> **Dataset rows about figures**:
○ ○ ○

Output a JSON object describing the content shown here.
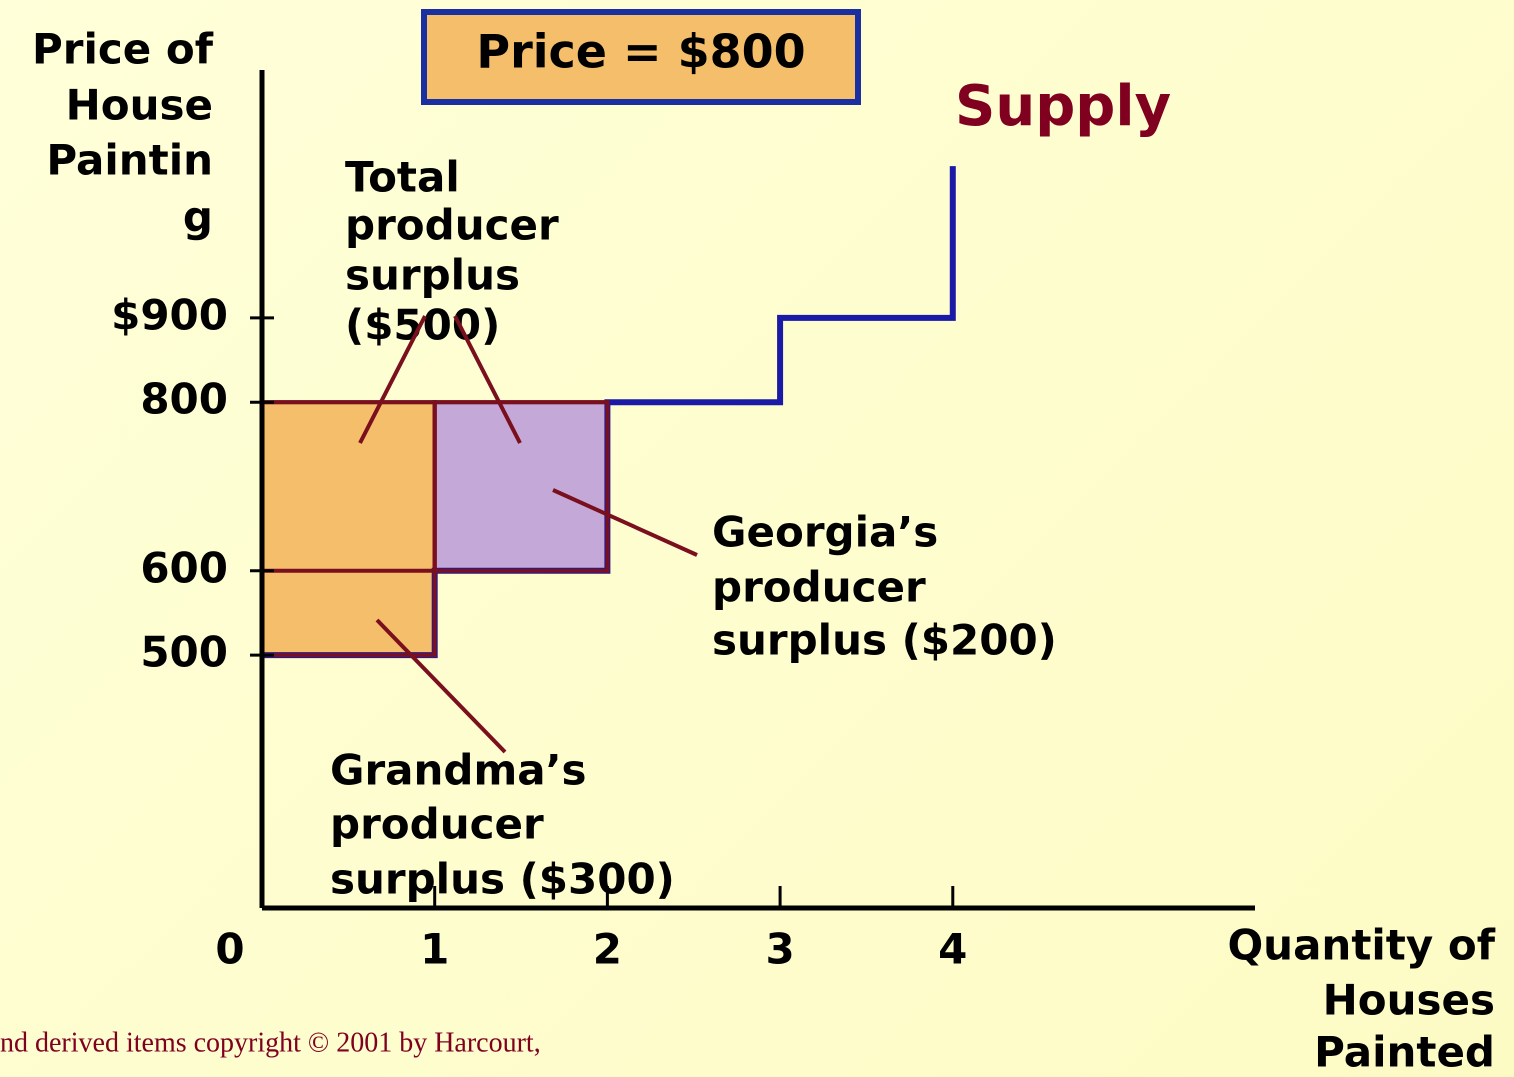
{
  "chart_data": {
    "type": "line",
    "title": "Price = $800",
    "ylabel": [
      "Price of",
      "House",
      "Paintin",
      "g"
    ],
    "xlabel": [
      "Quantity of",
      "Houses",
      "Painted"
    ],
    "series": [
      {
        "name": "Supply",
        "color": "#1a1aa6",
        "x": [
          0,
          1,
          1,
          2,
          2,
          3,
          3,
          4,
          4
        ],
        "values": [
          500,
          500,
          600,
          600,
          800,
          800,
          900,
          900,
          1080
        ]
      }
    ],
    "rects": [
      {
        "x": [
          0,
          1
        ],
        "y": [
          500,
          800
        ],
        "color": "#f5be6a"
      },
      {
        "x": [
          1,
          2
        ],
        "y": [
          600,
          800
        ],
        "color": "#c4a9d8"
      }
    ],
    "reference_lines": [
      {
        "x": [
          0,
          1
        ],
        "y": 600
      }
    ],
    "annotations": {
      "total": [
        "Total",
        "producer",
        "surplus",
        "($500)"
      ],
      "georgia": [
        "Georgia’s",
        "producer",
        "surplus ($200)"
      ],
      "grandma": [
        "Grandma’s",
        "producer",
        "surplus ($300)"
      ]
    },
    "xlim": [
      0,
      5.75
    ],
    "ylim": [
      200,
      1200
    ],
    "xticks": [
      0,
      1,
      2,
      3,
      4
    ],
    "yticks": [
      {
        "value": 900,
        "label": "$900"
      },
      800,
      600,
      500
    ],
    "footer": "nd derived items copyright © 2001 by Harcourt,"
  }
}
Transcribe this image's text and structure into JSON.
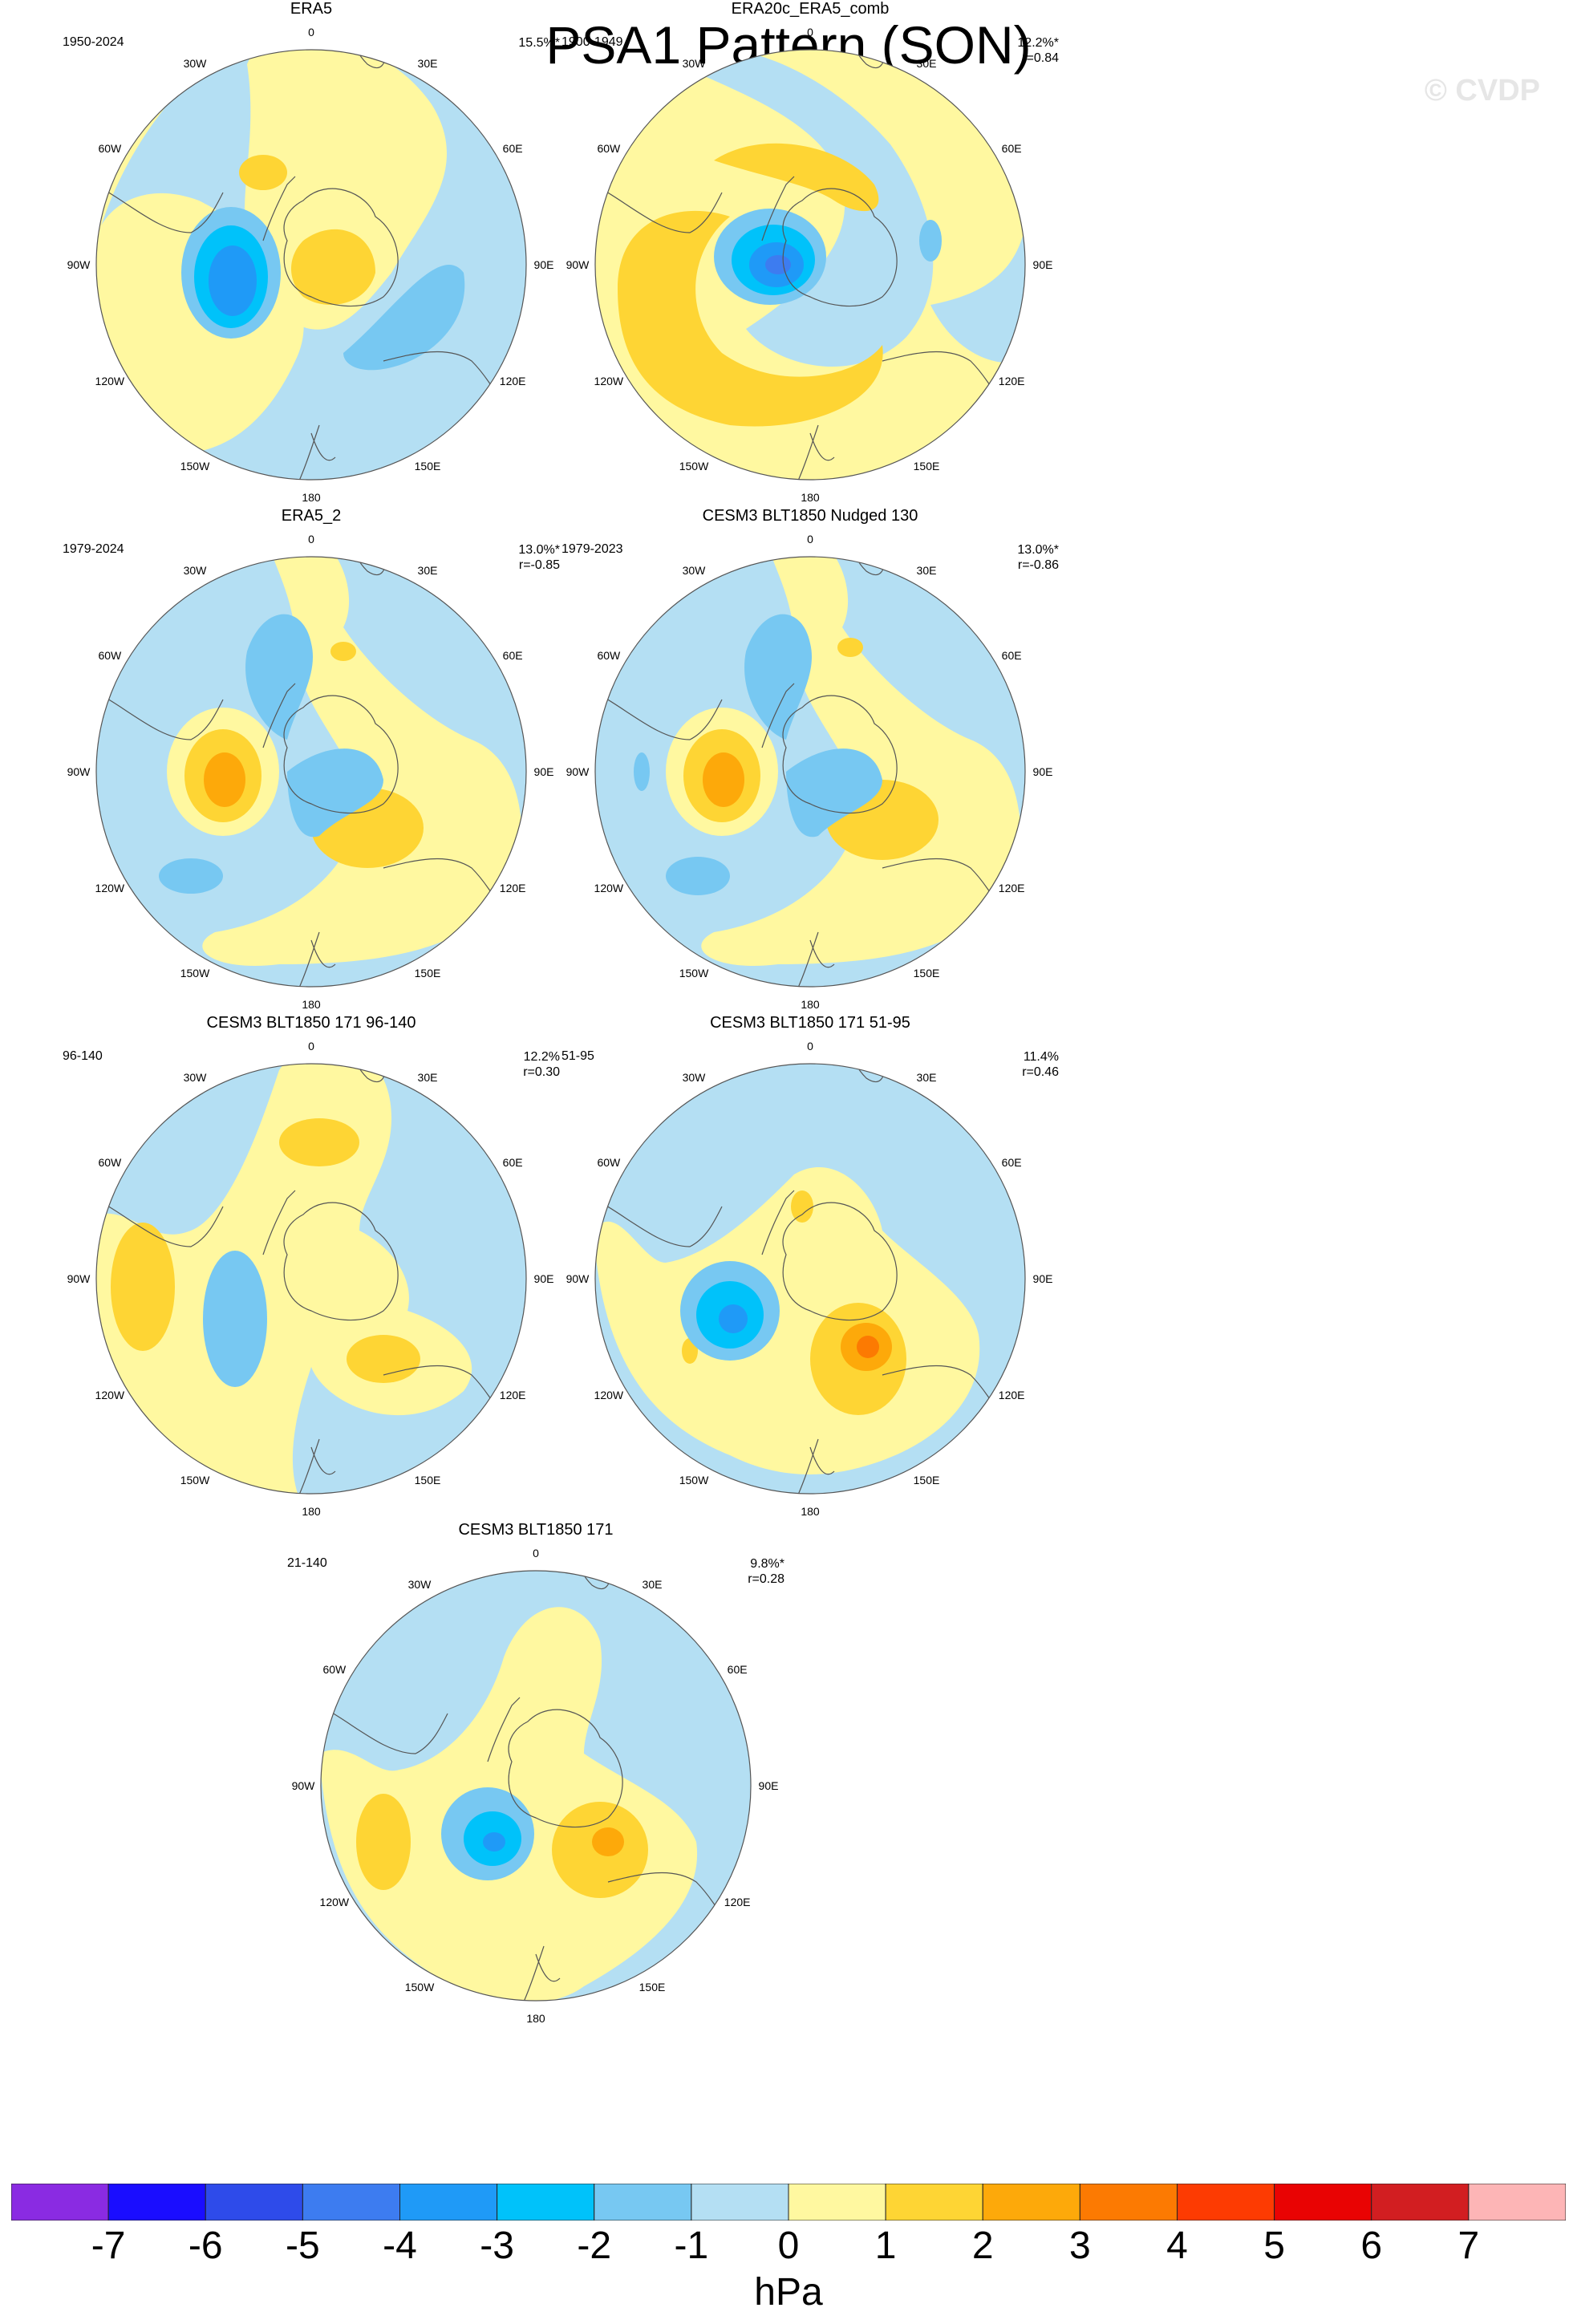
{
  "title": "PSA1 Pattern (SON)",
  "watermark": "© CVDP",
  "grid_labels": [
    "0",
    "30E",
    "60E",
    "90E",
    "120E",
    "150E",
    "180",
    "150W",
    "120W",
    "90W",
    "60W",
    "30W"
  ],
  "panels": [
    {
      "name": "ERA5",
      "period": "1950-2024",
      "pct": "15.5%*",
      "r": ""
    },
    {
      "name": "ERA20c_ERA5_comb",
      "period": "1900-1949",
      "pct": "12.2%*",
      "r": "r=0.84"
    },
    {
      "name": "ERA5_2",
      "period": "1979-2024",
      "pct": "13.0%*",
      "r": "r=-0.85"
    },
    {
      "name": "CESM3 BLT1850 Nudged 130",
      "period": "1979-2023",
      "pct": "13.0%*",
      "r": "r=-0.86"
    },
    {
      "name": "CESM3 BLT1850 171 96-140",
      "period": "96-140",
      "pct": "12.2%",
      "r": "r=0.30"
    },
    {
      "name": "CESM3 BLT1850 171 51-95",
      "period": "51-95",
      "pct": "11.4%",
      "r": "r=0.46"
    },
    {
      "name": "CESM3 BLT1850 171",
      "period": "21-140",
      "pct": "9.8%*",
      "r": "r=0.28"
    }
  ],
  "colorbar": {
    "unit": "hPa",
    "labels": [
      "-7",
      "-6",
      "-5",
      "-4",
      "-3",
      "-2",
      "-1",
      "0",
      "1",
      "2",
      "3",
      "4",
      "5",
      "6",
      "7"
    ],
    "colors": [
      "#8a2be2",
      "#1a0dff",
      "#2e4bea",
      "#3d7cf0",
      "#1f9af7",
      "#00c2fa",
      "#77c8f2",
      "#b4dff3",
      "#fff8a0",
      "#fed534",
      "#fda90a",
      "#fc7a02",
      "#fd3b02",
      "#e90303",
      "#d21e21",
      "#fdb5b6"
    ]
  },
  "colors": {
    "land_outline": "#555555",
    "circle": "#555555"
  }
}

○ ○ ○

> **WRITTEN TASK**: Output the lines above in full and exactly as given, omitting any pictures.

> **THE SOLUTION**:
Output a JSON object describing the content shown here.
{
  "chart_data": {
    "type": "line",
    "title": "Price = $800",
    "ylabel": [
      "Price of",
      "House",
      "Paintin",
      "g"
    ],
    "xlabel": [
      "Quantity of",
      "Houses",
      "Painted"
    ],
    "series": [
      {
        "name": "Supply",
        "color": "#1a1aa6",
        "x": [
          0,
          1,
          1,
          2,
          2,
          3,
          3,
          4,
          4
        ],
        "values": [
          500,
          500,
          600,
          600,
          800,
          800,
          900,
          900,
          1080
        ]
      }
    ],
    "rects": [
      {
        "x": [
          0,
          1
        ],
        "y": [
          500,
          800
        ],
        "color": "#f5be6a"
      },
      {
        "x": [
          1,
          2
        ],
        "y": [
          600,
          800
        ],
        "color": "#c4a9d8"
      }
    ],
    "reference_lines": [
      {
        "x": [
          0,
          1
        ],
        "y": 600
      }
    ],
    "annotations": {
      "total": [
        "Total",
        "producer",
        "surplus",
        "($500)"
      ],
      "georgia": [
        "Georgia’s",
        "producer",
        "surplus ($200)"
      ],
      "grandma": [
        "Grandma’s",
        "producer",
        "surplus ($300)"
      ]
    },
    "xlim": [
      0,
      5.75
    ],
    "ylim": [
      200,
      1200
    ],
    "xticks": [
      0,
      1,
      2,
      3,
      4
    ],
    "yticks": [
      {
        "value": 900,
        "label": "$900"
      },
      800,
      600,
      500
    ],
    "footer": "nd derived items copyright © 2001 by Harcourt,"
  }
}
Transcribe this image's text and structure into JSON.
{
  "title": "PSA1 Pattern (SON)",
  "watermark": "© CVDP",
  "grid_labels": [
    "0",
    "30E",
    "60E",
    "90E",
    "120E",
    "150E",
    "180",
    "150W",
    "120W",
    "90W",
    "60W",
    "30W"
  ],
  "panels": [
    {
      "name": "ERA5",
      "period": "1950-2024",
      "pct": "15.5%*",
      "r": ""
    },
    {
      "name": "ERA20c_ERA5_comb",
      "period": "1900-1949",
      "pct": "12.2%*",
      "r": "r=0.84"
    },
    {
      "name": "ERA5_2",
      "period": "1979-2024",
      "pct": "13.0%*",
      "r": "r=-0.85"
    },
    {
      "name": "CESM3 BLT1850 Nudged 130",
      "period": "1979-2023",
      "pct": "13.0%*",
      "r": "r=-0.86"
    },
    {
      "name": "CESM3 BLT1850 171 96-140",
      "period": "96-140",
      "pct": "12.2%",
      "r": "r=0.30"
    },
    {
      "name": "CESM3 BLT1850 171 51-95",
      "period": "51-95",
      "pct": "11.4%",
      "r": "r=0.46"
    },
    {
      "name": "CESM3 BLT1850 171",
      "period": "21-140",
      "pct": "9.8%*",
      "r": "r=0.28"
    }
  ],
  "colorbar": {
    "unit": "hPa",
    "labels": [
      "-7",
      "-6",
      "-5",
      "-4",
      "-3",
      "-2",
      "-1",
      "0",
      "1",
      "2",
      "3",
      "4",
      "5",
      "6",
      "7"
    ],
    "colors": [
      "#8a2be2",
      "#1a0dff",
      "#2e4bea",
      "#3d7cf0",
      "#1f9af7",
      "#00c2fa",
      "#77c8f2",
      "#b4dff3",
      "#fff8a0",
      "#fed534",
      "#fda90a",
      "#fc7a02",
      "#fd3b02",
      "#e90303",
      "#d21e21",
      "#fdb5b6"
    ]
  },
  "colors": {
    "land_outline": "#555555",
    "circle": "#555555"
  }
}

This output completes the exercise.